§ **Given exercise**: Copy all the data exactly, except the pictures.

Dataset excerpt
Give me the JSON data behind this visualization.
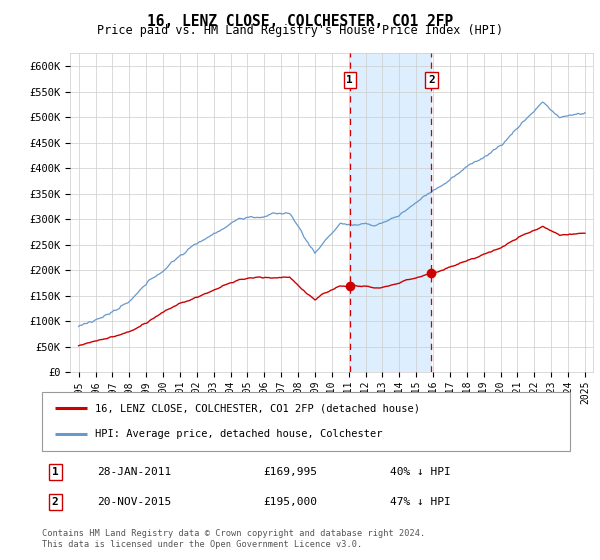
{
  "title": "16, LENZ CLOSE, COLCHESTER, CO1 2FP",
  "subtitle": "Price paid vs. HM Land Registry's House Price Index (HPI)",
  "ylim": [
    0,
    625000
  ],
  "yticks": [
    0,
    50000,
    100000,
    150000,
    200000,
    250000,
    300000,
    350000,
    400000,
    450000,
    500000,
    550000,
    600000
  ],
  "ytick_labels": [
    "£0",
    "£50K",
    "£100K",
    "£150K",
    "£200K",
    "£250K",
    "£300K",
    "£350K",
    "£400K",
    "£450K",
    "£500K",
    "£550K",
    "£600K"
  ],
  "xlim_start": 1994.5,
  "xlim_end": 2025.5,
  "event1_x": 2011.07,
  "event2_x": 2015.9,
  "event1_label": "1",
  "event2_label": "2",
  "event1_price": "£169,995",
  "event1_date": "28-JAN-2011",
  "event1_pct": "40% ↓ HPI",
  "event2_price": "£195,000",
  "event2_date": "20-NOV-2015",
  "event2_pct": "47% ↓ HPI",
  "legend_line1": "16, LENZ CLOSE, COLCHESTER, CO1 2FP (detached house)",
  "legend_line2": "HPI: Average price, detached house, Colchester",
  "footer": "Contains HM Land Registry data © Crown copyright and database right 2024.\nThis data is licensed under the Open Government Licence v3.0.",
  "line1_color": "#cc0000",
  "line2_color": "#6699cc",
  "shade_color": "#ddeeff",
  "grid_color": "#cccccc",
  "bg_color": "#ffffff",
  "title_fontsize": 10.5,
  "subtitle_fontsize": 8.5
}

§ **Task response**:
Give me the JSON data behind this visualization.
{
  "title": "16, LENZ CLOSE, COLCHESTER, CO1 2FP",
  "subtitle": "Price paid vs. HM Land Registry's House Price Index (HPI)",
  "ylim": [
    0,
    625000
  ],
  "yticks": [
    0,
    50000,
    100000,
    150000,
    200000,
    250000,
    300000,
    350000,
    400000,
    450000,
    500000,
    550000,
    600000
  ],
  "ytick_labels": [
    "£0",
    "£50K",
    "£100K",
    "£150K",
    "£200K",
    "£250K",
    "£300K",
    "£350K",
    "£400K",
    "£450K",
    "£500K",
    "£550K",
    "£600K"
  ],
  "xlim_start": 1994.5,
  "xlim_end": 2025.5,
  "event1_x": 2011.07,
  "event2_x": 2015.9,
  "event1_label": "1",
  "event2_label": "2",
  "event1_price": "£169,995",
  "event1_date": "28-JAN-2011",
  "event1_pct": "40% ↓ HPI",
  "event2_price": "£195,000",
  "event2_date": "20-NOV-2015",
  "event2_pct": "47% ↓ HPI",
  "legend_line1": "16, LENZ CLOSE, COLCHESTER, CO1 2FP (detached house)",
  "legend_line2": "HPI: Average price, detached house, Colchester",
  "footer": "Contains HM Land Registry data © Crown copyright and database right 2024.\nThis data is licensed under the Open Government Licence v3.0.",
  "line1_color": "#cc0000",
  "line2_color": "#6699cc",
  "shade_color": "#ddeeff",
  "grid_color": "#cccccc",
  "bg_color": "#ffffff",
  "title_fontsize": 10.5,
  "subtitle_fontsize": 8.5
}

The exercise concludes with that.